╔══

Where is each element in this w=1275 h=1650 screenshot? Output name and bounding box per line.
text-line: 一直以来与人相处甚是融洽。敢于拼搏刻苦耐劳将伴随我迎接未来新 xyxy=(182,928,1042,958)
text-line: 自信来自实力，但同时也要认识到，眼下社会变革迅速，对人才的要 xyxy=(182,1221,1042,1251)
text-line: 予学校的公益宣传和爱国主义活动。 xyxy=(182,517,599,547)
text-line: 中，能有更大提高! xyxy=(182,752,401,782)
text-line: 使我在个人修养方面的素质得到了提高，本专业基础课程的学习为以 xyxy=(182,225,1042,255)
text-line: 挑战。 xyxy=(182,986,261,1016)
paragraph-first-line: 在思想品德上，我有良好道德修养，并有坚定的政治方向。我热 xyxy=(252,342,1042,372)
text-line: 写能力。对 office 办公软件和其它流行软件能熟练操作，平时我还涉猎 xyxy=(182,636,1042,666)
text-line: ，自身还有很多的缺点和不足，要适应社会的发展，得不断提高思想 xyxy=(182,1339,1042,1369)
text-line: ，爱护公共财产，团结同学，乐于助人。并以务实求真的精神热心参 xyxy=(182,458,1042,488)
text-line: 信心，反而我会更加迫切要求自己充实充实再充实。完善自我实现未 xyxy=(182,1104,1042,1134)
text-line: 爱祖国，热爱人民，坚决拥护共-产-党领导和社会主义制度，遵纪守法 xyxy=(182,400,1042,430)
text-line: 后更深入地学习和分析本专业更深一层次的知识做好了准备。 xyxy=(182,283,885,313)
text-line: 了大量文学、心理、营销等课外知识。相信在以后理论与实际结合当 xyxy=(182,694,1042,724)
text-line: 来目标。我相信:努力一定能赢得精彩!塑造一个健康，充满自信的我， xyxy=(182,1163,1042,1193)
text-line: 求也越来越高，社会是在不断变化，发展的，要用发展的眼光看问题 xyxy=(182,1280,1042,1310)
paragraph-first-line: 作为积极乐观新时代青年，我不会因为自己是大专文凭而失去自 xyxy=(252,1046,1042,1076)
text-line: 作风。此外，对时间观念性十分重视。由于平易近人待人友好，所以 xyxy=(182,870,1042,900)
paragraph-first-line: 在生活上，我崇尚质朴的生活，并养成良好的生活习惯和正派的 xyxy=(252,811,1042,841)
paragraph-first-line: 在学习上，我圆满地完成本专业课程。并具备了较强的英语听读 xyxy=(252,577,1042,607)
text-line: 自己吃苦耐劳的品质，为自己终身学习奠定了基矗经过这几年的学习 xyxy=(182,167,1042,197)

╚══

◆ Exercise ◆
Repeat the data above with every "提高" swapped for "提升", leaving everything else the same.

◆ Full answer ◆
Where is each element in this w=1275 h=1650 screenshot? Output name and bounding box per line.
text-line: 一直以来与人相处甚是融洽。敢于拼搏刻苦耐劳将伴随我迎接未来新 xyxy=(182,928,1042,958)
text-line: 自信来自实力，但同时也要认识到，眼下社会变革迅速，对人才的要 xyxy=(182,1221,1042,1251)
text-line: 予学校的公益宣传和爱国主义活动。 xyxy=(182,517,599,547)
text-line: 中，能有更大提升! xyxy=(182,752,401,782)
text-line: 使我在个人修养方面的素质得到了提升，本专业基础课程的学习为以 xyxy=(182,225,1042,255)
text-line: 挑战。 xyxy=(182,986,261,1016)
paragraph-first-line: 在思想品德上，我有良好道德修养，并有坚定的政治方向。我热 xyxy=(252,342,1042,372)
text-line: 写能力。对 office 办公软件和其它流行软件能熟练操作，平时我还涉猎 xyxy=(182,636,1042,666)
text-line: ，自身还有很多的缺点和不足，要适应社会的发展，得不断提升思想 xyxy=(182,1339,1042,1369)
text-line: ，爱护公共财产，团结同学，乐于助人。并以务实求真的精神热心参 xyxy=(182,458,1042,488)
text-line: 信心，反而我会更加迫切要求自己充实充实再充实。完善自我实现未 xyxy=(182,1104,1042,1134)
text-line: 爱祖国，热爱人民，坚决拥护共-产-党领导和社会主义制度，遵纪守法 xyxy=(182,400,1042,430)
text-line: 后更深入地学习和分析本专业更深一层次的知识做好了准备。 xyxy=(182,283,885,313)
text-line: 了大量文学、心理、营销等课外知识。相信在以后理论与实际结合当 xyxy=(182,694,1042,724)
text-line: 来目标。我相信:努力一定能赢得精彩!塑造一个健康，充满自信的我， xyxy=(182,1163,1042,1193)
text-line: 求也越来越高，社会是在不断变化，发展的，要用发展的眼光看问题 xyxy=(182,1280,1042,1310)
paragraph-first-line: 作为积极乐观新时代青年，我不会因为自己是大专文凭而失去自 xyxy=(252,1046,1042,1076)
text-line: 作风。此外，对时间观念性十分重视。由于平易近人待人友好，所以 xyxy=(182,870,1042,900)
paragraph-first-line: 在生活上，我崇尚质朴的生活，并养成良好的生活习惯和正派的 xyxy=(252,811,1042,841)
paragraph-first-line: 在学习上，我圆满地完成本专业课程。并具备了较强的英语听读 xyxy=(252,577,1042,607)
text-line: 自己吃苦耐劳的品质，为自己终身学习奠定了基矗经过这几年的学习 xyxy=(182,167,1042,197)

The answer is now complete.